# Stanley #66 Hand Beader



## Boomr99 (Jul 1, 2009)

Here is another freshly restored tool. It is a vintage type 7, (1893 - 1899) #66 beading tool. It works much like a small scraper (similar to the #80) but uses a small beaded blade instead of a flat scraper. The fence allows you to reference off the edge of your work. Originally, this tool would have come with two fences, the straight one which I have, and a curved one as well (convex). I may just make my own curved one for those real tight inside curved pieces. It came with one original blade, but I bough a new set from St. James Bay Tool Co. I don't know how I could have lived without this tool! I love it. The beading adds just such a nice touch to this project, and I'm sure I will start using it often. This is being used on birch, which will be the curved headboard and footboard of my kids beds.


----------



## WadeHolloway (Aug 31, 2012)

Nice job, looks really good, looks like you did a great job restoring it.


----------



## Smitty_Cabinetshop (Mar 26, 2011)

Gotta love the #66! I agree it puts a cool touch on pieces when used sparingly, and your headboard / footboard certainly look great.


----------



## BrandonW (Apr 27, 2010)

Lie-Nielsen sells a curved fence replacement part for their 66, which is based on the Stanley 66, so I think it should fit.

http://www.lie-nielsen.com/catalog.php?sku=66


----------



## BrownDog (Mar 2, 2012)

Nice job on the restoration and on the beading. These things are fun to use.


----------

# Stored rows
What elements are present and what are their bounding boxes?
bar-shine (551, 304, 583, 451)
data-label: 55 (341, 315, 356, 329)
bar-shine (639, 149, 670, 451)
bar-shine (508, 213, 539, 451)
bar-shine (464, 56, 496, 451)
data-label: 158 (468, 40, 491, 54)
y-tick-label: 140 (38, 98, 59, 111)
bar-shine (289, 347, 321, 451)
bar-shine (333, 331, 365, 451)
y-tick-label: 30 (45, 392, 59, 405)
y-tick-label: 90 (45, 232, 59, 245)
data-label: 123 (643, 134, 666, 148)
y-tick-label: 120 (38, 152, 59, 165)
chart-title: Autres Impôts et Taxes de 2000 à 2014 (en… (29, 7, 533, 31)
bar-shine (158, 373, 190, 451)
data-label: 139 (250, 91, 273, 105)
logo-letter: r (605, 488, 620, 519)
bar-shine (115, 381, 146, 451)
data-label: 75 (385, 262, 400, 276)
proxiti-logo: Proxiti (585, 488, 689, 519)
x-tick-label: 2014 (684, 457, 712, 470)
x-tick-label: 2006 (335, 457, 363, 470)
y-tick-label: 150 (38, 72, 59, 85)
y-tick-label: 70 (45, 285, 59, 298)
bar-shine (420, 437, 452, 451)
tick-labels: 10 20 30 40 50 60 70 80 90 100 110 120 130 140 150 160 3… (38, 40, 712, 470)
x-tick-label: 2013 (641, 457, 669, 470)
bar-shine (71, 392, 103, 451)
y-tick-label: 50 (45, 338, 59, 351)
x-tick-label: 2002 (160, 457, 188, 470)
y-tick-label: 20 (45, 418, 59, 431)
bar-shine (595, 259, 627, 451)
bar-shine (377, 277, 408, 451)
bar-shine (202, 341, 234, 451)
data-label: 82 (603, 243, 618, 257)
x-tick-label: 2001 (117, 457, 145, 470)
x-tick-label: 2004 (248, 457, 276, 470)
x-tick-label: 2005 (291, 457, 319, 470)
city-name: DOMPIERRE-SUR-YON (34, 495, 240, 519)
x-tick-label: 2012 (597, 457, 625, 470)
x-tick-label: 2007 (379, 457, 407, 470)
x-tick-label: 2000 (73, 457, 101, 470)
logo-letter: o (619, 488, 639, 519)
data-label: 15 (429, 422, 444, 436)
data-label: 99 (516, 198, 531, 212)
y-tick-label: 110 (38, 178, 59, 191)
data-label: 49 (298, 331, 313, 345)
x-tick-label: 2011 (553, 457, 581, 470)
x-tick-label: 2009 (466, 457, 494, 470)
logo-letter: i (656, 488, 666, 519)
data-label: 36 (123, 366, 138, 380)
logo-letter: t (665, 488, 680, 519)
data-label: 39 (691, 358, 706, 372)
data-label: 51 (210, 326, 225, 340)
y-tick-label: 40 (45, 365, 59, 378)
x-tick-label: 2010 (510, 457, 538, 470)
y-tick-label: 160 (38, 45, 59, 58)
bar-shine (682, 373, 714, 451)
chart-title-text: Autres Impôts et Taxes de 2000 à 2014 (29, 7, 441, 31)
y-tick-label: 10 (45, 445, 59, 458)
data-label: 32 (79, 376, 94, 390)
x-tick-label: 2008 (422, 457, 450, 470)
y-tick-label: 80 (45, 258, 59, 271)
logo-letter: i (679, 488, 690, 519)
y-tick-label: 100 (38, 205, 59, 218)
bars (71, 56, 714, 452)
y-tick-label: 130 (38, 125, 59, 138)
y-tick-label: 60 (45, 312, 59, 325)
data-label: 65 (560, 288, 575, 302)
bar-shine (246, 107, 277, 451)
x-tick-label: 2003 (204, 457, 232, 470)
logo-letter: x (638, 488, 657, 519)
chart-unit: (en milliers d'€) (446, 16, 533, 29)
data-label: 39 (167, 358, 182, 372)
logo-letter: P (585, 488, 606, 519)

# What you will do
(a) Reproduce word for word the part of the Stanley #66 thread between "Gotta love the" and "it should fit.", inclusive.
(b) In the Stanley #66 thread, where did the restorer buy a new set of blades?
(c) Summarize the Stanley #66 thread in two sentences.
Work only from the Stanley #66 thread, not the records.

# Task-by-task answers
(a)
Gotta love the #66! I agree it puts a cool touch on pieces when used sparingly, and your headboard / footboard certainly look great.


----------



## BrandonW (Apr 27, 2010)

Lie-Nielsen sells a curved fence replacement part for their 66, which is based on the Stanley 66, so I think it should fit.

(b) From St. James Bay Tool Co.

(c) A forum member shows a freshly restored type 7 Stanley #66 beading tool, which works like a small scraper with a beaded blade and a fence, and is using it on birch for the curved headboard and footboard of their kids' beds. Replies praise the restoration and the beading, and one points out that Lie-Nielsen sells a curved fence for its 66 that should fit.